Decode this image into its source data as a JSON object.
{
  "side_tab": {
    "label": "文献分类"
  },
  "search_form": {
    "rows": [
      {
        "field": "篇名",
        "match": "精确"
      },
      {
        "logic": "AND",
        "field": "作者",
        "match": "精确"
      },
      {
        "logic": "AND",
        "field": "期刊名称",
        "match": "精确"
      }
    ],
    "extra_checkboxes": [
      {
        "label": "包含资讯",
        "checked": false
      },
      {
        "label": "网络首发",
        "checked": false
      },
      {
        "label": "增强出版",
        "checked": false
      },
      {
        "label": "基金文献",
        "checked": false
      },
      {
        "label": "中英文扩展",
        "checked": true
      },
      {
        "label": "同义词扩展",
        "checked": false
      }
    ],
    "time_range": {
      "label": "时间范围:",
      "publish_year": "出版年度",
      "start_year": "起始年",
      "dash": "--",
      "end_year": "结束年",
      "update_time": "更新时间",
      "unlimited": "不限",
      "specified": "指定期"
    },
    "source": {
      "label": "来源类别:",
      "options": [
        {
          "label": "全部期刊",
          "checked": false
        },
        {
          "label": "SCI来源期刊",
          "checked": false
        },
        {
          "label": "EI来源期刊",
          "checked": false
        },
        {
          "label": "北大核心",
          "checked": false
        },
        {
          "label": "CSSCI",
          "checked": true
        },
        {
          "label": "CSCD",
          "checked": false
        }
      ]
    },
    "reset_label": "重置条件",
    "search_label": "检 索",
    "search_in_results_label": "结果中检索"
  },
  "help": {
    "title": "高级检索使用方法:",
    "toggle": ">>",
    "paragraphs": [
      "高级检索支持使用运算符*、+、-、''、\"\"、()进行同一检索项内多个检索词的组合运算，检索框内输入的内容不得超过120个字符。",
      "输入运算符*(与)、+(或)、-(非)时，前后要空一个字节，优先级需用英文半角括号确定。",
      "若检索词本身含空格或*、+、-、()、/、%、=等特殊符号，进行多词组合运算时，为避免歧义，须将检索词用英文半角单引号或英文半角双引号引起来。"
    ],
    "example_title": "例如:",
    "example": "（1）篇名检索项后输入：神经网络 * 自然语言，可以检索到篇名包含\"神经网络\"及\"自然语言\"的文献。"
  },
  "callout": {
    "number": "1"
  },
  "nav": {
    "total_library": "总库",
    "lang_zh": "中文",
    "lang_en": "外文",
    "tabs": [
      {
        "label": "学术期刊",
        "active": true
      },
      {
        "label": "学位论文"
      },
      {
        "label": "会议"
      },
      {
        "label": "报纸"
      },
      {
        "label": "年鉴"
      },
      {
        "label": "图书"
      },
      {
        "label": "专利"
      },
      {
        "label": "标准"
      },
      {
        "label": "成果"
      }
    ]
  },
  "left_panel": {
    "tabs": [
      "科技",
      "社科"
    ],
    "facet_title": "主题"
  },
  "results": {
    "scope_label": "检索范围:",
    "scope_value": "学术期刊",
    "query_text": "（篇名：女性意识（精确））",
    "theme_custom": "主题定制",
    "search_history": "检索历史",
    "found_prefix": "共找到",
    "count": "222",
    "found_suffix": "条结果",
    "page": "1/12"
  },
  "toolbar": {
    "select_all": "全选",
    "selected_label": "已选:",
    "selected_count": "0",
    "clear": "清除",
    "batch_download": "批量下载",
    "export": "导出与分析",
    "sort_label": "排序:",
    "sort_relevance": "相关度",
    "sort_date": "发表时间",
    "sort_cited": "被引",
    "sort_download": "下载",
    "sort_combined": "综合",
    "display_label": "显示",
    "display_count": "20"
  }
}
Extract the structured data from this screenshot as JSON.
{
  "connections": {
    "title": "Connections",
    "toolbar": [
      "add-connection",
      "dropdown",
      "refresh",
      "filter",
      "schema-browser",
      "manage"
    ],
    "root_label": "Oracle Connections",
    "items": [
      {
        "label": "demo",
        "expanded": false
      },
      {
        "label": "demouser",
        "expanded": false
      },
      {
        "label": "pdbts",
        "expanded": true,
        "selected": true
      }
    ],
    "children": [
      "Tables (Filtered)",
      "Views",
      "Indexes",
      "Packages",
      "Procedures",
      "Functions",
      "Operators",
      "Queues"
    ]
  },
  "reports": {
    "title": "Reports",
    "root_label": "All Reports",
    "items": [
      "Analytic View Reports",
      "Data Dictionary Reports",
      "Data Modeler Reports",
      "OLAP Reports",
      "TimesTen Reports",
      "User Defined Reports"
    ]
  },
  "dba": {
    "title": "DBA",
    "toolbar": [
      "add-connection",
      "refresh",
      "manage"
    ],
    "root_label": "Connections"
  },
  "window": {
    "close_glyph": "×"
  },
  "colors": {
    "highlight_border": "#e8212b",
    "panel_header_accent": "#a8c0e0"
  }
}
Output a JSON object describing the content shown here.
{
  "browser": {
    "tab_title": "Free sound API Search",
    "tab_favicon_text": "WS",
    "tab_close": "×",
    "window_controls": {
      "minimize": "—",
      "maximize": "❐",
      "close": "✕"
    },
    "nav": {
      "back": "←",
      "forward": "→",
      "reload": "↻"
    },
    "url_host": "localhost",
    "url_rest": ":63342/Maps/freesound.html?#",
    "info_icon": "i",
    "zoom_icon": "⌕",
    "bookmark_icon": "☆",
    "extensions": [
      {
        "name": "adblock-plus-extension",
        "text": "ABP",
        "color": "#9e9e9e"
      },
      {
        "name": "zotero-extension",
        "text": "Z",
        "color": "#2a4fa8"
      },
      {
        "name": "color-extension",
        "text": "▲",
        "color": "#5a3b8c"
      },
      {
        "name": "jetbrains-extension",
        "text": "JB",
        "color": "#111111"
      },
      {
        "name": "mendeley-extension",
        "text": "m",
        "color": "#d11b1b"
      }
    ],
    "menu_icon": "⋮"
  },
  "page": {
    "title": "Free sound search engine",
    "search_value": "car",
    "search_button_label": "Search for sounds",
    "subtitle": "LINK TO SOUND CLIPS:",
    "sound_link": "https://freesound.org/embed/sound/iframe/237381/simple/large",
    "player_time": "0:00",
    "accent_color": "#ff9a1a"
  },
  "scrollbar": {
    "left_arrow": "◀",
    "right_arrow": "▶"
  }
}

┄┄┄┄┄┄┄┄┄┄

## [Stated exercise]
Make an exact copy of every entry.

## [Correct answer]
Decode this image into its source data as a JSON object.
{
  "side_tab": {
    "label": "文献分类"
  },
  "search_form": {
    "rows": [
      {
        "field": "篇名",
        "match": "精确"
      },
      {
        "logic": "AND",
        "field": "作者",
        "match": "精确"
      },
      {
        "logic": "AND",
        "field": "期刊名称",
        "match": "精确"
      }
    ],
    "extra_checkboxes": [
      {
        "label": "包含资讯",
        "checked": false
      },
      {
        "label": "网络首发",
        "checked": false
      },
      {
        "label": "增强出版",
        "checked": false
      },
      {
        "label": "基金文献",
        "checked": false
      },
      {
        "label": "中英文扩展",
        "checked": true
      },
      {
        "label": "同义词扩展",
        "checked": false
      }
    ],
    "time_range": {
      "label": "时间范围:",
      "publish_year": "出版年度",
      "start_year": "起始年",
      "dash": "--",
      "end_year": "结束年",
      "update_time": "更新时间",
      "unlimited": "不限",
      "specified": "指定期"
    },
    "source": {
      "label": "来源类别:",
      "options": [
        {
          "label": "全部期刊",
          "checked": false
        },
        {
          "label": "SCI来源期刊",
          "checked": false
        },
        {
          "label": "EI来源期刊",
          "checked": false
        },
        {
          "label": "北大核心",
          "checked": false
        },
        {
          "label": "CSSCI",
          "checked": true
        },
        {
          "label": "CSCD",
          "checked": false
        }
      ]
    },
    "reset_label": "重置条件",
    "search_label": "检 索",
    "search_in_results_label": "结果中检索"
  },
  "help": {
    "title": "高级检索使用方法:",
    "toggle": ">>",
    "paragraphs": [
      "高级检索支持使用运算符*、+、-、''、\"\"、()进行同一检索项内多个检索词的组合运算，检索框内输入的内容不得超过120个字符。",
      "输入运算符*(与)、+(或)、-(非)时，前后要空一个字节，优先级需用英文半角括号确定。",
      "若检索词本身含空格或*、+、-、()、/、%、=等特殊符号，进行多词组合运算时，为避免歧义，须将检索词用英文半角单引号或英文半角双引号引起来。"
    ],
    "example_title": "例如:",
    "example": "（1）篇名检索项后输入：神经网络 * 自然语言，可以检索到篇名包含\"神经网络\"及\"自然语言\"的文献。"
  },
  "callout": {
    "number": "1"
  },
  "nav": {
    "total_library": "总库",
    "lang_zh": "中文",
    "lang_en": "外文",
    "tabs": [
      {
        "label": "学术期刊",
        "active": true
      },
      {
        "label": "学位论文"
      },
      {
        "label": "会议"
      },
      {
        "label": "报纸"
      },
      {
        "label": "年鉴"
      },
      {
        "label": "图书"
      },
      {
        "label": "专利"
      },
      {
        "label": "标准"
      },
      {
        "label": "成果"
      }
    ]
  },
  "left_panel": {
    "tabs": [
      "科技",
      "社科"
    ],
    "facet_title": "主题"
  },
  "results": {
    "scope_label": "检索范围:",
    "scope_value": "学术期刊",
    "query_text": "（篇名：女性意识（精确））",
    "theme_custom": "主题定制",
    "search_history": "检索历史",
    "found_prefix": "共找到",
    "count": "222",
    "found_suffix": "条结果",
    "page": "1/12"
  },
  "toolbar": {
    "select_all": "全选",
    "selected_label": "已选:",
    "selected_count": "0",
    "clear": "清除",
    "batch_download": "批量下载",
    "export": "导出与分析",
    "sort_label": "排序:",
    "sort_relevance": "相关度",
    "sort_date": "发表时间",
    "sort_cited": "被引",
    "sort_download": "下载",
    "sort_combined": "综合",
    "display_label": "显示",
    "display_count": "20"
  }
}
Extract the structured data from this screenshot as JSON.
{
  "connections": {
    "title": "Connections",
    "toolbar": [
      "add-connection",
      "dropdown",
      "refresh",
      "filter",
      "schema-browser",
      "manage"
    ],
    "root_label": "Oracle Connections",
    "items": [
      {
        "label": "demo",
        "expanded": false
      },
      {
        "label": "demouser",
        "expanded": false
      },
      {
        "label": "pdbts",
        "expanded": true,
        "selected": true
      }
    ],
    "children": [
      "Tables (Filtered)",
      "Views",
      "Indexes",
      "Packages",
      "Procedures",
      "Functions",
      "Operators",
      "Queues"
    ]
  },
  "reports": {
    "title": "Reports",
    "root_label": "All Reports",
    "items": [
      "Analytic View Reports",
      "Data Dictionary Reports",
      "Data Modeler Reports",
      "OLAP Reports",
      "TimesTen Reports",
      "User Defined Reports"
    ]
  },
  "dba": {
    "title": "DBA",
    "toolbar": [
      "add-connection",
      "refresh",
      "manage"
    ],
    "root_label": "Connections"
  },
  "window": {
    "close_glyph": "×"
  },
  "colors": {
    "highlight_border": "#e8212b",
    "panel_header_accent": "#a8c0e0"
  }
}
Output a JSON object describing the content shown here.
{
  "browser": {
    "tab_title": "Free sound API Search",
    "tab_favicon_text": "WS",
    "tab_close": "×",
    "window_controls": {
      "minimize": "—",
      "maximize": "❐",
      "close": "✕"
    },
    "nav": {
      "back": "←",
      "forward": "→",
      "reload": "↻"
    },
    "url_host": "localhost",
    "url_rest": ":63342/Maps/freesound.html?#",
    "info_icon": "i",
    "zoom_icon": "⌕",
    "bookmark_icon": "☆",
    "extensions": [
      {
        "name": "adblock-plus-extension",
        "text": "ABP",
        "color": "#9e9e9e"
      },
      {
        "name": "zotero-extension",
        "text": "Z",
        "color": "#2a4fa8"
      },
      {
        "name": "color-extension",
        "text": "▲",
        "color": "#5a3b8c"
      },
      {
        "name": "jetbrains-extension",
        "text": "JB",
        "color": "#111111"
      },
      {
        "name": "mendeley-extension",
        "text": "m",
        "color": "#d11b1b"
      }
    ],
    "menu_icon": "⋮"
  },
  "page": {
    "title": "Free sound search engine",
    "search_value": "car",
    "search_button_label": "Search for sounds",
    "subtitle": "LINK TO SOUND CLIPS:",
    "sound_link": "https://freesound.org/embed/sound/iframe/237381/simple/large",
    "player_time": "0:00",
    "accent_color": "#ff9a1a"
  },
  "scrollbar": {
    "left_arrow": "◀",
    "right_arrow": "▶"
  }
}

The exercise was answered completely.